- _Directive_
Write the data out again, character for character, with no images.

- _Listing_

— start —

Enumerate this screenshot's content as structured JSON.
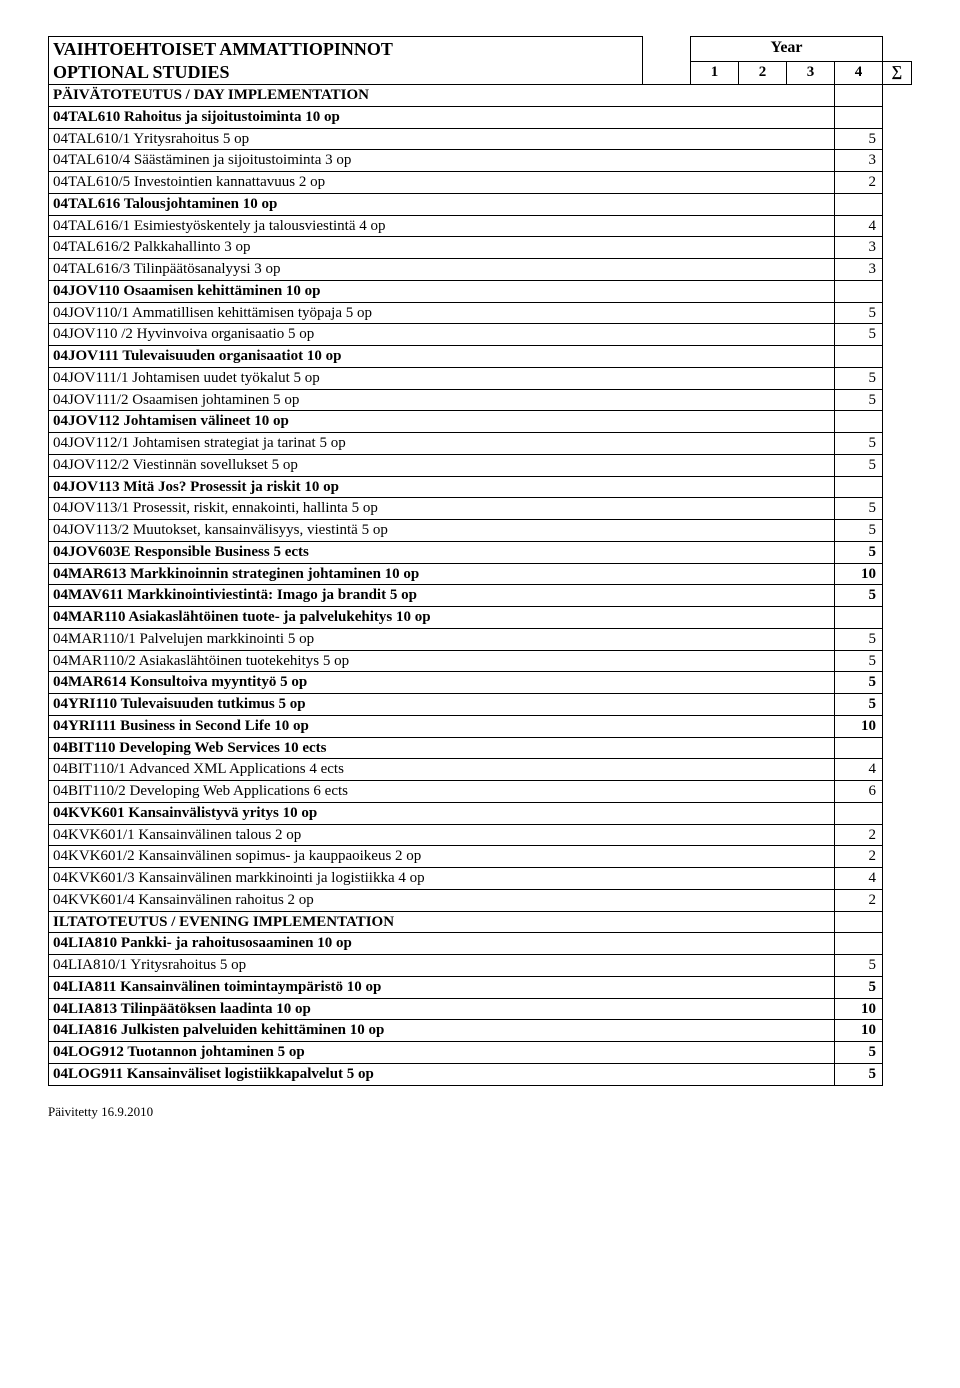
{
  "header": {
    "title_line1": "VAIHTOEHTOISET AMMATTIOPINNOT",
    "title_line2": "OPTIONAL STUDIES",
    "year_label": "Year",
    "year_cols": [
      "1",
      "2",
      "3",
      "4"
    ],
    "sum_col": "∑"
  },
  "rows": [
    {
      "bold": true,
      "text": "PÄIVÄTOTEUTUS / DAY IMPLEMENTATION",
      "credit": ""
    },
    {
      "bold": true,
      "text": "04TAL610 Rahoitus ja sijoitustoiminta 10 op",
      "credit": "",
      "noTop": true
    },
    {
      "bold": false,
      "text": "04TAL610/1 Yritysrahoitus 5  op",
      "credit": "5",
      "noTop": true
    },
    {
      "bold": false,
      "text": "04TAL610/4 Säästäminen ja sijoitustoiminta 3 op",
      "credit": "3",
      "noTop": true
    },
    {
      "bold": false,
      "text": "04TAL610/5 Investointien kannattavuus 2 op",
      "credit": "2",
      "noTop": true
    },
    {
      "bold": true,
      "text": "04TAL616 Talousjohtaminen 10 op",
      "credit": ""
    },
    {
      "bold": false,
      "text": "04TAL616/1 Esimiestyöskentely ja talousviestintä 4 op",
      "credit": "4",
      "noTop": true
    },
    {
      "bold": false,
      "text": "04TAL616/2 Palkkahallinto 3 op",
      "credit": "3",
      "noTop": true
    },
    {
      "bold": false,
      "text": "04TAL616/3 Tilinpäätösanalyysi 3 op",
      "credit": "3",
      "noTop": true
    },
    {
      "bold": true,
      "text": "04JOV110 Osaamisen kehittäminen 10 op",
      "credit": ""
    },
    {
      "bold": false,
      "text": "04JOV110/1 Ammatillisen kehittämisen työpaja 5 op",
      "credit": "5",
      "noTop": true
    },
    {
      "bold": false,
      "text": "04JOV110 /2 Hyvinvoiva organisaatio 5 op",
      "credit": "5",
      "noTop": true
    },
    {
      "bold": true,
      "text": "04JOV111 Tulevaisuuden organisaatiot 10 op",
      "credit": ""
    },
    {
      "bold": false,
      "text": "04JOV111/1 Johtamisen uudet työkalut 5 op",
      "credit": "5",
      "noTop": true
    },
    {
      "bold": false,
      "text": "04JOV111/2 Osaamisen johtaminen 5 op",
      "credit": "5",
      "noTop": true
    },
    {
      "bold": true,
      "text": "04JOV112 Johtamisen välineet 10 op",
      "credit": ""
    },
    {
      "bold": false,
      "text": "04JOV112/1 Johtamisen strategiat ja tarinat 5 op",
      "credit": "5",
      "noTop": true
    },
    {
      "bold": false,
      "text": "04JOV112/2 Viestinnän sovellukset 5 op",
      "credit": "5",
      "noTop": true
    },
    {
      "bold": true,
      "text": "04JOV113 Mitä Jos? Prosessit ja riskit 10 op",
      "credit": ""
    },
    {
      "bold": false,
      "text": "04JOV113/1 Prosessit, riskit, ennakointi, hallinta 5 op",
      "credit": "5",
      "noTop": true
    },
    {
      "bold": false,
      "text": "04JOV113/2 Muutokset, kansainvälisyys, viestintä 5 op",
      "credit": "5",
      "noTop": true
    },
    {
      "bold": true,
      "text": "04JOV603E Responsible Business 5 ects",
      "credit": "5",
      "creditBold": true
    },
    {
      "bold": true,
      "text": "04MAR613 Markkinoinnin strateginen johtaminen 10 op",
      "credit": "10",
      "creditBold": true
    },
    {
      "bold": true,
      "text": "04MAV611 Markkinointiviestintä: Imago ja brandit 5 op",
      "credit": "5",
      "creditBold": true
    },
    {
      "bold": true,
      "text": "04MAR110 Asiakaslähtöinen tuote- ja palvelukehitys 10 op",
      "credit": ""
    },
    {
      "bold": false,
      "text": "04MAR110/1 Palvelujen markkinointi 5 op",
      "credit": "5",
      "noTop": true
    },
    {
      "bold": false,
      "text": "04MAR110/2 Asiakaslähtöinen tuotekehitys 5 op",
      "credit": "5",
      "noTop": true
    },
    {
      "bold": true,
      "text": "04MAR614 Konsultoiva myyntityö 5 op",
      "credit": "5",
      "creditBold": true
    },
    {
      "bold": true,
      "text": "04YRI110 Tulevaisuuden tutkimus 5 op",
      "credit": "5",
      "creditBold": true
    },
    {
      "bold": true,
      "text": "04YRI111 Business in Second Life 10 op",
      "credit": "10",
      "creditBold": true
    },
    {
      "bold": true,
      "text": "04BIT110 Developing Web Services 10 ects",
      "credit": ""
    },
    {
      "bold": false,
      "text": "04BIT110/1 Advanced XML Applications 4 ects",
      "credit": "4",
      "noTop": true
    },
    {
      "bold": false,
      "text": "04BIT110/2 Developing Web Applications 6 ects",
      "credit": "6",
      "noTop": true
    },
    {
      "bold": true,
      "text": "04KVK601 Kansainvälistyvä yritys 10 op",
      "credit": ""
    },
    {
      "bold": false,
      "text": "04KVK601/1 Kansainvälinen talous 2 op",
      "credit": "2",
      "noTop": true
    },
    {
      "bold": false,
      "text": "04KVK601/2 Kansainvälinen sopimus- ja kauppaoikeus 2 op",
      "credit": "2",
      "noTop": true
    },
    {
      "bold": false,
      "text": "04KVK601/3 Kansainvälinen markkinointi ja logistiikka 4 op",
      "credit": "4",
      "noTop": true
    },
    {
      "bold": false,
      "text": "04KVK601/4 Kansainvälinen rahoitus 2 op",
      "credit": "2",
      "noTop": true
    },
    {
      "bold": true,
      "text": "ILTATOTEUTUS / EVENING IMPLEMENTATION",
      "credit": ""
    },
    {
      "bold": true,
      "text": "04LIA810 Pankki- ja rahoitusosaaminen 10 op",
      "credit": "",
      "noTop": true
    },
    {
      "bold": false,
      "text": "04LIA810/1 Yritysrahoitus 5 op",
      "credit": "5",
      "noTop": true
    },
    {
      "bold": true,
      "text": "04LIA811 Kansainvälinen toimintaympäristö 10 op",
      "credit": "5",
      "creditBold": true
    },
    {
      "bold": true,
      "text": "04LIA813 Tilinpäätöksen laadinta 10 op",
      "credit": "10",
      "creditBold": true
    },
    {
      "bold": true,
      "text": "04LIA816 Julkisten palveluiden kehittäminen 10 op",
      "credit": "10",
      "creditBold": true
    },
    {
      "bold": true,
      "text": "04LOG912 Tuotannon johtaminen 5 op",
      "credit": "5",
      "creditBold": true
    },
    {
      "bold": true,
      "text": "04LOG911 Kansainväliset logistiikkapalvelut 5 op",
      "credit": "5",
      "creditBold": true
    }
  ],
  "footer": "Päivitetty 16.9.2010"
}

— end —

- _Answer in full_
Enumerate this screenshot's content as structured JSON.
{
  "header": {
    "title_line1": "VAIHTOEHTOISET AMMATTIOPINNOT",
    "title_line2": "OPTIONAL STUDIES",
    "year_label": "Year",
    "year_cols": [
      "1",
      "2",
      "3",
      "4"
    ],
    "sum_col": "∑"
  },
  "rows": [
    {
      "bold": true,
      "text": "PÄIVÄTOTEUTUS / DAY IMPLEMENTATION",
      "credit": ""
    },
    {
      "bold": true,
      "text": "04TAL610 Rahoitus ja sijoitustoiminta 10 op",
      "credit": "",
      "noTop": true
    },
    {
      "bold": false,
      "text": "04TAL610/1 Yritysrahoitus 5  op",
      "credit": "5",
      "noTop": true
    },
    {
      "bold": false,
      "text": "04TAL610/4 Säästäminen ja sijoitustoiminta 3 op",
      "credit": "3",
      "noTop": true
    },
    {
      "bold": false,
      "text": "04TAL610/5 Investointien kannattavuus 2 op",
      "credit": "2",
      "noTop": true
    },
    {
      "bold": true,
      "text": "04TAL616 Talousjohtaminen 10 op",
      "credit": ""
    },
    {
      "bold": false,
      "text": "04TAL616/1 Esimiestyöskentely ja talousviestintä 4 op",
      "credit": "4",
      "noTop": true
    },
    {
      "bold": false,
      "text": "04TAL616/2 Palkkahallinto 3 op",
      "credit": "3",
      "noTop": true
    },
    {
      "bold": false,
      "text": "04TAL616/3 Tilinpäätösanalyysi 3 op",
      "credit": "3",
      "noTop": true
    },
    {
      "bold": true,
      "text": "04JOV110 Osaamisen kehittäminen 10 op",
      "credit": ""
    },
    {
      "bold": false,
      "text": "04JOV110/1 Ammatillisen kehittämisen työpaja 5 op",
      "credit": "5",
      "noTop": true
    },
    {
      "bold": false,
      "text": "04JOV110 /2 Hyvinvoiva organisaatio 5 op",
      "credit": "5",
      "noTop": true
    },
    {
      "bold": true,
      "text": "04JOV111 Tulevaisuuden organisaatiot 10 op",
      "credit": ""
    },
    {
      "bold": false,
      "text": "04JOV111/1 Johtamisen uudet työkalut 5 op",
      "credit": "5",
      "noTop": true
    },
    {
      "bold": false,
      "text": "04JOV111/2 Osaamisen johtaminen 5 op",
      "credit": "5",
      "noTop": true
    },
    {
      "bold": true,
      "text": "04JOV112 Johtamisen välineet 10 op",
      "credit": ""
    },
    {
      "bold": false,
      "text": "04JOV112/1 Johtamisen strategiat ja tarinat 5 op",
      "credit": "5",
      "noTop": true
    },
    {
      "bold": false,
      "text": "04JOV112/2 Viestinnän sovellukset 5 op",
      "credit": "5",
      "noTop": true
    },
    {
      "bold": true,
      "text": "04JOV113 Mitä Jos? Prosessit ja riskit 10 op",
      "credit": ""
    },
    {
      "bold": false,
      "text": "04JOV113/1 Prosessit, riskit, ennakointi, hallinta 5 op",
      "credit": "5",
      "noTop": true
    },
    {
      "bold": false,
      "text": "04JOV113/2 Muutokset, kansainvälisyys, viestintä 5 op",
      "credit": "5",
      "noTop": true
    },
    {
      "bold": true,
      "text": "04JOV603E Responsible Business 5 ects",
      "credit": "5",
      "creditBold": true
    },
    {
      "bold": true,
      "text": "04MAR613 Markkinoinnin strateginen johtaminen 10 op",
      "credit": "10",
      "creditBold": true
    },
    {
      "bold": true,
      "text": "04MAV611 Markkinointiviestintä: Imago ja brandit 5 op",
      "credit": "5",
      "creditBold": true
    },
    {
      "bold": true,
      "text": "04MAR110 Asiakaslähtöinen tuote- ja palvelukehitys 10 op",
      "credit": ""
    },
    {
      "bold": false,
      "text": "04MAR110/1 Palvelujen markkinointi 5 op",
      "credit": "5",
      "noTop": true
    },
    {
      "bold": false,
      "text": "04MAR110/2 Asiakaslähtöinen tuotekehitys 5 op",
      "credit": "5",
      "noTop": true
    },
    {
      "bold": true,
      "text": "04MAR614 Konsultoiva myyntityö 5 op",
      "credit": "5",
      "creditBold": true
    },
    {
      "bold": true,
      "text": "04YRI110 Tulevaisuuden tutkimus 5 op",
      "credit": "5",
      "creditBold": true
    },
    {
      "bold": true,
      "text": "04YRI111 Business in Second Life 10 op",
      "credit": "10",
      "creditBold": true
    },
    {
      "bold": true,
      "text": "04BIT110 Developing Web Services 10 ects",
      "credit": ""
    },
    {
      "bold": false,
      "text": "04BIT110/1 Advanced XML Applications 4 ects",
      "credit": "4",
      "noTop": true
    },
    {
      "bold": false,
      "text": "04BIT110/2 Developing Web Applications 6 ects",
      "credit": "6",
      "noTop": true
    },
    {
      "bold": true,
      "text": "04KVK601 Kansainvälistyvä yritys 10 op",
      "credit": ""
    },
    {
      "bold": false,
      "text": "04KVK601/1 Kansainvälinen talous 2 op",
      "credit": "2",
      "noTop": true
    },
    {
      "bold": false,
      "text": "04KVK601/2 Kansainvälinen sopimus- ja kauppaoikeus 2 op",
      "credit": "2",
      "noTop": true
    },
    {
      "bold": false,
      "text": "04KVK601/3 Kansainvälinen markkinointi ja logistiikka 4 op",
      "credit": "4",
      "noTop": true
    },
    {
      "bold": false,
      "text": "04KVK601/4 Kansainvälinen rahoitus 2 op",
      "credit": "2",
      "noTop": true
    },
    {
      "bold": true,
      "text": "ILTATOTEUTUS / EVENING IMPLEMENTATION",
      "credit": ""
    },
    {
      "bold": true,
      "text": "04LIA810 Pankki- ja rahoitusosaaminen 10 op",
      "credit": "",
      "noTop": true
    },
    {
      "bold": false,
      "text": "04LIA810/1 Yritysrahoitus 5 op",
      "credit": "5",
      "noTop": true
    },
    {
      "bold": true,
      "text": "04LIA811 Kansainvälinen toimintaympäristö 10 op",
      "credit": "5",
      "creditBold": true
    },
    {
      "bold": true,
      "text": "04LIA813 Tilinpäätöksen laadinta 10 op",
      "credit": "10",
      "creditBold": true
    },
    {
      "bold": true,
      "text": "04LIA816 Julkisten palveluiden kehittäminen 10 op",
      "credit": "10",
      "creditBold": true
    },
    {
      "bold": true,
      "text": "04LOG912 Tuotannon johtaminen 5 op",
      "credit": "5",
      "creditBold": true
    },
    {
      "bold": true,
      "text": "04LOG911 Kansainväliset logistiikkapalvelut 5 op",
      "credit": "5",
      "creditBold": true
    }
  ],
  "footer": "Päivitetty 16.9.2010"
}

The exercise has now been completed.